** begin **
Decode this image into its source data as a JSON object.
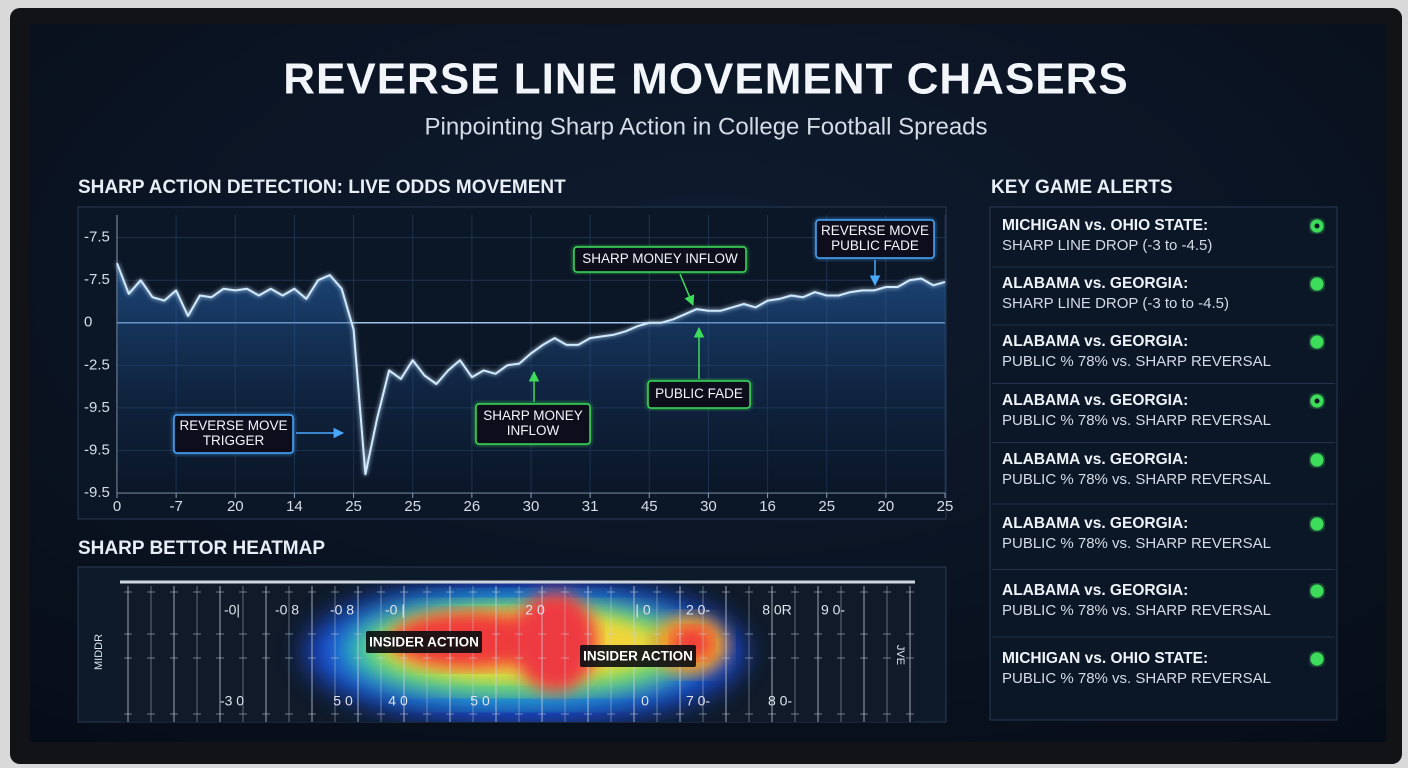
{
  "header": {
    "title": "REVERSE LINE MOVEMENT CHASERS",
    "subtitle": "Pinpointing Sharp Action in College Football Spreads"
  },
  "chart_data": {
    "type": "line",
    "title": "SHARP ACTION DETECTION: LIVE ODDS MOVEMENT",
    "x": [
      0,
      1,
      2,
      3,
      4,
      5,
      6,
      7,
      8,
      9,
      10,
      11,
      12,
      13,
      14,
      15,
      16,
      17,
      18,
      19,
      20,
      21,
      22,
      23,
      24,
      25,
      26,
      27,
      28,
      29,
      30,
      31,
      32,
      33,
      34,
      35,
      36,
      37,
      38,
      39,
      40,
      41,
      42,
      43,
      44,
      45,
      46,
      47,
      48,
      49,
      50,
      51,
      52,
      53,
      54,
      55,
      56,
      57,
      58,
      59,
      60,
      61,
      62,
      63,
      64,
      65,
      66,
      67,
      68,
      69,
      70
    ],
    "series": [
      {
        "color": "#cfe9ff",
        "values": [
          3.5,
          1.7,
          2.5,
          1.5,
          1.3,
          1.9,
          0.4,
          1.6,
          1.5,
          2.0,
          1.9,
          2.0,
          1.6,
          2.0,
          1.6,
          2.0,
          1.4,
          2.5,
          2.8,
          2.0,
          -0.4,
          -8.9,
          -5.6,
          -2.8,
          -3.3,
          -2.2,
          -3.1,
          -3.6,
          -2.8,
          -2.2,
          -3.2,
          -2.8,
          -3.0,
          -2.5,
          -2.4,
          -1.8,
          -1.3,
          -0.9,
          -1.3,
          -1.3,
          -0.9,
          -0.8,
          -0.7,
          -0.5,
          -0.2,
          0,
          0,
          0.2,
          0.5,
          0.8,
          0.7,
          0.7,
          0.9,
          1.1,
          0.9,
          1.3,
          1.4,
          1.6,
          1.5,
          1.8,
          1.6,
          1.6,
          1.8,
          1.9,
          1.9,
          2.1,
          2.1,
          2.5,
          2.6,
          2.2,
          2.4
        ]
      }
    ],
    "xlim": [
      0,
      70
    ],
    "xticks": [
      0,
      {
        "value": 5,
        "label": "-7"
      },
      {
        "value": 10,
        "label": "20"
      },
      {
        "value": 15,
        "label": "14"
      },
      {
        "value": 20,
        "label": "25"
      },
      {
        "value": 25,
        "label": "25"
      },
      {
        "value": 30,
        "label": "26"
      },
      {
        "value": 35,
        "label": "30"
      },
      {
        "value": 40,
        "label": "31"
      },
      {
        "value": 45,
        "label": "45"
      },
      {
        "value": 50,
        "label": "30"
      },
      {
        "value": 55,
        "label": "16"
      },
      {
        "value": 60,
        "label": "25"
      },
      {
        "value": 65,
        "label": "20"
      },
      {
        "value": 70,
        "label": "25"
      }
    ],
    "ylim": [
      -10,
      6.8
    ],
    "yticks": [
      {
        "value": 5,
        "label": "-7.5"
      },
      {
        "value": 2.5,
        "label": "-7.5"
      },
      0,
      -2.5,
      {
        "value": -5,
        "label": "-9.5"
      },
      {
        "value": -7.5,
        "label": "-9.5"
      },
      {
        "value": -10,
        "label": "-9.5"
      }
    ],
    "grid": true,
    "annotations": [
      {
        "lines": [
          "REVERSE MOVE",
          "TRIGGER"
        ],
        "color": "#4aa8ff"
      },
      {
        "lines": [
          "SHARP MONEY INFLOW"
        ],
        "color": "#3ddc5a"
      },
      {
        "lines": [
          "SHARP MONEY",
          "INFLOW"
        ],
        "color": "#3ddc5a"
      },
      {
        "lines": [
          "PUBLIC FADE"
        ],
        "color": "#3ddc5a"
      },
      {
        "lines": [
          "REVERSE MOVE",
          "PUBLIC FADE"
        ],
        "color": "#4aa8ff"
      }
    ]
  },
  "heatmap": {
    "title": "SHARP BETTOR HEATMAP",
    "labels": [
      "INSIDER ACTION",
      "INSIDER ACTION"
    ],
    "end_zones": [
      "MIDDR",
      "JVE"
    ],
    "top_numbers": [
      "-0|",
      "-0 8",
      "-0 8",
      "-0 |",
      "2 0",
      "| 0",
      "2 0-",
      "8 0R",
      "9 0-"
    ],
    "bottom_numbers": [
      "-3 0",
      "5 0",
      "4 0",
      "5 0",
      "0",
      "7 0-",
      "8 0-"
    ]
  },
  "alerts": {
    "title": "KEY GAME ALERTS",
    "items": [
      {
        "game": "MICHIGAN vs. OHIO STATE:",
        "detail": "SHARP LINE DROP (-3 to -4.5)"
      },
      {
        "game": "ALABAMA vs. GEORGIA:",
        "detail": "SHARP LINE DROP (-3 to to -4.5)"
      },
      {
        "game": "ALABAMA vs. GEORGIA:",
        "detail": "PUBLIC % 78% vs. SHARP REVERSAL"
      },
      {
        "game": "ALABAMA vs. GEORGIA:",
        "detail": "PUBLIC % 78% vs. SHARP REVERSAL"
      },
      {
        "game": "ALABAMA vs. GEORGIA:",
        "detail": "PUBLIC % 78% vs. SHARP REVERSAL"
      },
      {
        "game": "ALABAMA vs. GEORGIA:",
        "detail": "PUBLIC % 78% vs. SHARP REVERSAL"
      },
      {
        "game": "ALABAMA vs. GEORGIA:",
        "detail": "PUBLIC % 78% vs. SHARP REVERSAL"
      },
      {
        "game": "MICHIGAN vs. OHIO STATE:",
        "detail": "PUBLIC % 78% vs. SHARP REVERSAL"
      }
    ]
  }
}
** end **
Request: Omit the pictures, and quote the material above exactly as given.

Solution to this exercise:
Decode this image into its source data as a JSON object.
{
  "header": {
    "title": "REVERSE LINE MOVEMENT CHASERS",
    "subtitle": "Pinpointing Sharp Action in College Football Spreads"
  },
  "chart_data": {
    "type": "line",
    "title": "SHARP ACTION DETECTION: LIVE ODDS MOVEMENT",
    "x": [
      0,
      1,
      2,
      3,
      4,
      5,
      6,
      7,
      8,
      9,
      10,
      11,
      12,
      13,
      14,
      15,
      16,
      17,
      18,
      19,
      20,
      21,
      22,
      23,
      24,
      25,
      26,
      27,
      28,
      29,
      30,
      31,
      32,
      33,
      34,
      35,
      36,
      37,
      38,
      39,
      40,
      41,
      42,
      43,
      44,
      45,
      46,
      47,
      48,
      49,
      50,
      51,
      52,
      53,
      54,
      55,
      56,
      57,
      58,
      59,
      60,
      61,
      62,
      63,
      64,
      65,
      66,
      67,
      68,
      69,
      70
    ],
    "series": [
      {
        "color": "#cfe9ff",
        "values": [
          3.5,
          1.7,
          2.5,
          1.5,
          1.3,
          1.9,
          0.4,
          1.6,
          1.5,
          2.0,
          1.9,
          2.0,
          1.6,
          2.0,
          1.6,
          2.0,
          1.4,
          2.5,
          2.8,
          2.0,
          -0.4,
          -8.9,
          -5.6,
          -2.8,
          -3.3,
          -2.2,
          -3.1,
          -3.6,
          -2.8,
          -2.2,
          -3.2,
          -2.8,
          -3.0,
          -2.5,
          -2.4,
          -1.8,
          -1.3,
          -0.9,
          -1.3,
          -1.3,
          -0.9,
          -0.8,
          -0.7,
          -0.5,
          -0.2,
          0,
          0,
          0.2,
          0.5,
          0.8,
          0.7,
          0.7,
          0.9,
          1.1,
          0.9,
          1.3,
          1.4,
          1.6,
          1.5,
          1.8,
          1.6,
          1.6,
          1.8,
          1.9,
          1.9,
          2.1,
          2.1,
          2.5,
          2.6,
          2.2,
          2.4
        ]
      }
    ],
    "xlim": [
      0,
      70
    ],
    "xticks": [
      0,
      {
        "value": 5,
        "label": "-7"
      },
      {
        "value": 10,
        "label": "20"
      },
      {
        "value": 15,
        "label": "14"
      },
      {
        "value": 20,
        "label": "25"
      },
      {
        "value": 25,
        "label": "25"
      },
      {
        "value": 30,
        "label": "26"
      },
      {
        "value": 35,
        "label": "30"
      },
      {
        "value": 40,
        "label": "31"
      },
      {
        "value": 45,
        "label": "45"
      },
      {
        "value": 50,
        "label": "30"
      },
      {
        "value": 55,
        "label": "16"
      },
      {
        "value": 60,
        "label": "25"
      },
      {
        "value": 65,
        "label": "20"
      },
      {
        "value": 70,
        "label": "25"
      }
    ],
    "ylim": [
      -10,
      6.8
    ],
    "yticks": [
      {
        "value": 5,
        "label": "-7.5"
      },
      {
        "value": 2.5,
        "label": "-7.5"
      },
      0,
      -2.5,
      {
        "value": -5,
        "label": "-9.5"
      },
      {
        "value": -7.5,
        "label": "-9.5"
      },
      {
        "value": -10,
        "label": "-9.5"
      }
    ],
    "grid": true,
    "annotations": [
      {
        "lines": [
          "REVERSE MOVE",
          "TRIGGER"
        ],
        "color": "#4aa8ff"
      },
      {
        "lines": [
          "SHARP MONEY INFLOW"
        ],
        "color": "#3ddc5a"
      },
      {
        "lines": [
          "SHARP MONEY",
          "INFLOW"
        ],
        "color": "#3ddc5a"
      },
      {
        "lines": [
          "PUBLIC FADE"
        ],
        "color": "#3ddc5a"
      },
      {
        "lines": [
          "REVERSE MOVE",
          "PUBLIC FADE"
        ],
        "color": "#4aa8ff"
      }
    ]
  },
  "heatmap": {
    "title": "SHARP BETTOR HEATMAP",
    "labels": [
      "INSIDER ACTION",
      "INSIDER ACTION"
    ],
    "end_zones": [
      "MIDDR",
      "JVE"
    ],
    "top_numbers": [
      "-0|",
      "-0 8",
      "-0 8",
      "-0 |",
      "2 0",
      "| 0",
      "2 0-",
      "8 0R",
      "9 0-"
    ],
    "bottom_numbers": [
      "-3 0",
      "5 0",
      "4 0",
      "5 0",
      "0",
      "7 0-",
      "8 0-"
    ]
  },
  "alerts": {
    "title": "KEY GAME ALERTS",
    "items": [
      {
        "game": "MICHIGAN vs. OHIO STATE:",
        "detail": "SHARP LINE DROP (-3 to -4.5)"
      },
      {
        "game": "ALABAMA vs. GEORGIA:",
        "detail": "SHARP LINE DROP (-3 to to -4.5)"
      },
      {
        "game": "ALABAMA vs. GEORGIA:",
        "detail": "PUBLIC % 78% vs. SHARP REVERSAL"
      },
      {
        "game": "ALABAMA vs. GEORGIA:",
        "detail": "PUBLIC % 78% vs. SHARP REVERSAL"
      },
      {
        "game": "ALABAMA vs. GEORGIA:",
        "detail": "PUBLIC % 78% vs. SHARP REVERSAL"
      },
      {
        "game": "ALABAMA vs. GEORGIA:",
        "detail": "PUBLIC % 78% vs. SHARP REVERSAL"
      },
      {
        "game": "ALABAMA vs. GEORGIA:",
        "detail": "PUBLIC % 78% vs. SHARP REVERSAL"
      },
      {
        "game": "MICHIGAN vs. OHIO STATE:",
        "detail": "PUBLIC % 78% vs. SHARP REVERSAL"
      }
    ]
  }
}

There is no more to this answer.